(Dataset records on visual material)
++++

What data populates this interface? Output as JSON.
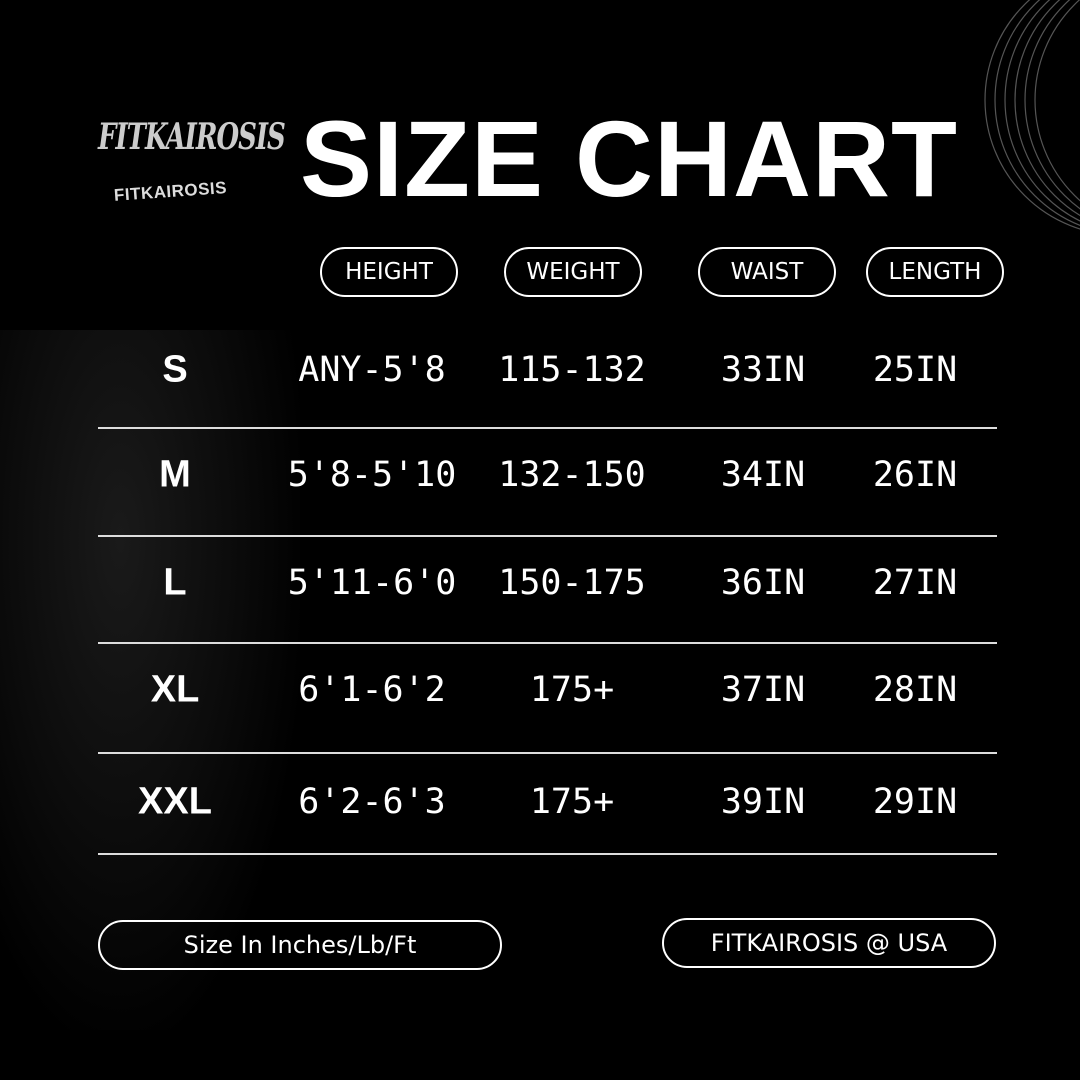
{
  "brand": {
    "logo_text": "FITKAIROSIS",
    "logo_mark": "FITKAIROSIS"
  },
  "title": "SIZE CHART",
  "columns": [
    "HEIGHT",
    "WEIGHT",
    "WAIST",
    "LENGTH"
  ],
  "rows": [
    {
      "size": "S",
      "height": "ANY-5'8",
      "weight": "115-132",
      "waist": "33IN",
      "length": "25IN"
    },
    {
      "size": "M",
      "height": "5'8-5'10",
      "weight": "132-150",
      "waist": "34IN",
      "length": "26IN"
    },
    {
      "size": "L",
      "height": "5'11-6'0",
      "weight": "150-175",
      "waist": "36IN",
      "length": "27IN"
    },
    {
      "size": "XL",
      "height": "6'1-6'2",
      "weight": "175+",
      "waist": "37IN",
      "length": "28IN"
    },
    {
      "size": "XXL",
      "height": "6'2-6'3",
      "weight": "175+",
      "waist": "39IN",
      "length": "29IN"
    }
  ],
  "footer": {
    "units": "Size In Inches/Lb/Ft",
    "brand": "FITKAIROSIS @ USA"
  },
  "colors": {
    "background": "#000000",
    "text": "#ffffff"
  }
}
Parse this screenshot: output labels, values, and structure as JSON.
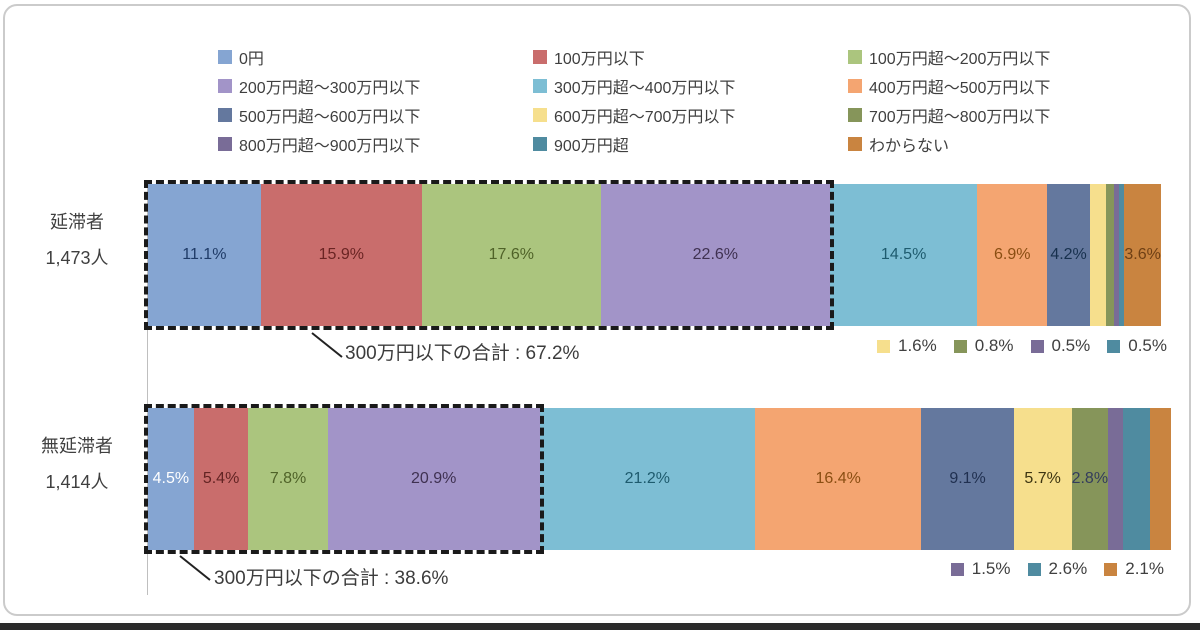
{
  "figure": {
    "background": "#ffffff",
    "frame_border_color": "#cbcbcb",
    "bottom_strip_color": "#2b2b2b",
    "dashed_box_color": "#1a1a1a"
  },
  "chart_data": {
    "type": "bar",
    "stacked": true,
    "orientation": "horizontal",
    "unit": "%",
    "x_range": [
      0,
      100
    ],
    "grid": false,
    "legend_position": "top",
    "categories": [
      "延滞者 1,473人",
      "無延滞者 1,414人"
    ],
    "series": [
      {
        "name": "0円",
        "color": "#85A5D2",
        "values": [
          11.1,
          4.5
        ]
      },
      {
        "name": "100万円以下",
        "color": "#C96D6C",
        "values": [
          15.9,
          5.4
        ]
      },
      {
        "name": "100万円超〜200万円以下",
        "color": "#ABC57E",
        "values": [
          17.6,
          7.8
        ]
      },
      {
        "name": "200万円超〜300万円以下",
        "color": "#A294C8",
        "values": [
          22.6,
          20.9
        ]
      },
      {
        "name": "300万円超〜400万円以下",
        "color": "#7DBED4",
        "values": [
          14.5,
          21.2
        ]
      },
      {
        "name": "400万円超〜500万円以下",
        "color": "#F4A571",
        "values": [
          6.9,
          16.4
        ]
      },
      {
        "name": "500万円超〜600万円以下",
        "color": "#64789E",
        "values": [
          4.2,
          9.1
        ]
      },
      {
        "name": "600万円超〜700万円以下",
        "color": "#F6DF8D",
        "values": [
          1.6,
          5.7
        ]
      },
      {
        "name": "700万円超〜800万円以下",
        "color": "#86955A",
        "values": [
          0.8,
          2.8
        ]
      },
      {
        "name": "800万円超〜900万円以下",
        "color": "#796C97",
        "values": [
          0.5,
          1.5
        ]
      },
      {
        "name": "900万円超",
        "color": "#4F8BA0",
        "values": [
          0.5,
          2.6
        ]
      },
      {
        "name": "わからない",
        "color": "#C98440",
        "values": [
          3.6,
          2.1
        ]
      }
    ],
    "bars": [
      {
        "category_line1": "延滞者",
        "category_line2": "1,473人",
        "inside": [
          true,
          true,
          true,
          true,
          true,
          true,
          true,
          false,
          false,
          false,
          false,
          true
        ],
        "label_colors": [
          "#1F3B67",
          "#6A2423",
          "#4F6228",
          "#3F3151",
          "#1E5B6E",
          "#8A4E12",
          "#17304D",
          "",
          "",
          "",
          "",
          "#6E3F14"
        ],
        "annotation": "300万円以下の合計 : 67.2%",
        "box_sum_label": "67.2%",
        "callouts": [
          {
            "series_index": 7,
            "text": "1.6%"
          },
          {
            "series_index": 8,
            "text": "0.8%"
          },
          {
            "series_index": 9,
            "text": "0.5%"
          },
          {
            "series_index": 10,
            "text": "0.5%"
          }
        ]
      },
      {
        "category_line1": "無延滞者",
        "category_line2": "1,414人",
        "inside": [
          true,
          true,
          true,
          true,
          true,
          true,
          true,
          true,
          true,
          false,
          false,
          false
        ],
        "label_colors": [
          "#FFFFFF",
          "#632423",
          "#4F6228",
          "#3F3151",
          "#1E5B6E",
          "#8A4E12",
          "#203050",
          "#3D3511",
          "#333C5C",
          "",
          "",
          ""
        ],
        "annotation": "300万円以下の合計 : 38.6%",
        "box_sum_label": "38.6%",
        "callouts": [
          {
            "series_index": 9,
            "text": "1.5%"
          },
          {
            "series_index": 10,
            "text": "2.6%"
          },
          {
            "series_index": 11,
            "text": "2.1%"
          }
        ]
      }
    ],
    "dashed_box_series_count": 4
  }
}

++++

> _Short problem_
Exclude the images and reproduce the remaining data exactly.

> _Written response_
What data populates this interface? Output as JSON.
{
  "brand": {
    "logo_text": "FITKAIROSIS",
    "logo_mark": "FITKAIROSIS"
  },
  "title": "SIZE CHART",
  "columns": [
    "HEIGHT",
    "WEIGHT",
    "WAIST",
    "LENGTH"
  ],
  "rows": [
    {
      "size": "S",
      "height": "ANY-5'8",
      "weight": "115-132",
      "waist": "33IN",
      "length": "25IN"
    },
    {
      "size": "M",
      "height": "5'8-5'10",
      "weight": "132-150",
      "waist": "34IN",
      "length": "26IN"
    },
    {
      "size": "L",
      "height": "5'11-6'0",
      "weight": "150-175",
      "waist": "36IN",
      "length": "27IN"
    },
    {
      "size": "XL",
      "height": "6'1-6'2",
      "weight": "175+",
      "waist": "37IN",
      "length": "28IN"
    },
    {
      "size": "XXL",
      "height": "6'2-6'3",
      "weight": "175+",
      "waist": "39IN",
      "length": "29IN"
    }
  ],
  "footer": {
    "units": "Size In Inches/Lb/Ft",
    "brand": "FITKAIROSIS @ USA"
  },
  "colors": {
    "background": "#000000",
    "text": "#ffffff"
  }
}
Parse this screenshot: output labels, values, and structure as JSON.
{
  "figure": {
    "background": "#ffffff",
    "frame_border_color": "#cbcbcb",
    "bottom_strip_color": "#2b2b2b",
    "dashed_box_color": "#1a1a1a"
  },
  "chart_data": {
    "type": "bar",
    "stacked": true,
    "orientation": "horizontal",
    "unit": "%",
    "x_range": [
      0,
      100
    ],
    "grid": false,
    "legend_position": "top",
    "categories": [
      "延滞者 1,473人",
      "無延滞者 1,414人"
    ],
    "series": [
      {
        "name": "0円",
        "color": "#85A5D2",
        "values": [
          11.1,
          4.5
        ]
      },
      {
        "name": "100万円以下",
        "color": "#C96D6C",
        "values": [
          15.9,
          5.4
        ]
      },
      {
        "name": "100万円超〜200万円以下",
        "color": "#ABC57E",
        "values": [
          17.6,
          7.8
        ]
      },
      {
        "name": "200万円超〜300万円以下",
        "color": "#A294C8",
        "values": [
          22.6,
          20.9
        ]
      },
      {
        "name": "300万円超〜400万円以下",
        "color": "#7DBED4",
        "values": [
          14.5,
          21.2
        ]
      },
      {
        "name": "400万円超〜500万円以下",
        "color": "#F4A571",
        "values": [
          6.9,
          16.4
        ]
      },
      {
        "name": "500万円超〜600万円以下",
        "color": "#64789E",
        "values": [
          4.2,
          9.1
        ]
      },
      {
        "name": "600万円超〜700万円以下",
        "color": "#F6DF8D",
        "values": [
          1.6,
          5.7
        ]
      },
      {
        "name": "700万円超〜800万円以下",
        "color": "#86955A",
        "values": [
          0.8,
          2.8
        ]
      },
      {
        "name": "800万円超〜900万円以下",
        "color": "#796C97",
        "values": [
          0.5,
          1.5
        ]
      },
      {
        "name": "900万円超",
        "color": "#4F8BA0",
        "values": [
          0.5,
          2.6
        ]
      },
      {
        "name": "わからない",
        "color": "#C98440",
        "values": [
          3.6,
          2.1
        ]
      }
    ],
    "bars": [
      {
        "category_line1": "延滞者",
        "category_line2": "1,473人",
        "inside": [
          true,
          true,
          true,
          true,
          true,
          true,
          true,
          false,
          false,
          false,
          false,
          true
        ],
        "label_colors": [
          "#1F3B67",
          "#6A2423",
          "#4F6228",
          "#3F3151",
          "#1E5B6E",
          "#8A4E12",
          "#17304D",
          "",
          "",
          "",
          "",
          "#6E3F14"
        ],
        "annotation": "300万円以下の合計 : 67.2%",
        "box_sum_label": "67.2%",
        "callouts": [
          {
            "series_index": 7,
            "text": "1.6%"
          },
          {
            "series_index": 8,
            "text": "0.8%"
          },
          {
            "series_index": 9,
            "text": "0.5%"
          },
          {
            "series_index": 10,
            "text": "0.5%"
          }
        ]
      },
      {
        "category_line1": "無延滞者",
        "category_line2": "1,414人",
        "inside": [
          true,
          true,
          true,
          true,
          true,
          true,
          true,
          true,
          true,
          false,
          false,
          false
        ],
        "label_colors": [
          "#FFFFFF",
          "#632423",
          "#4F6228",
          "#3F3151",
          "#1E5B6E",
          "#8A4E12",
          "#203050",
          "#3D3511",
          "#333C5C",
          "",
          "",
          ""
        ],
        "annotation": "300万円以下の合計 : 38.6%",
        "box_sum_label": "38.6%",
        "callouts": [
          {
            "series_index": 9,
            "text": "1.5%"
          },
          {
            "series_index": 10,
            "text": "2.6%"
          },
          {
            "series_index": 11,
            "text": "2.1%"
          }
        ]
      }
    ],
    "dashed_box_series_count": 4
  }
}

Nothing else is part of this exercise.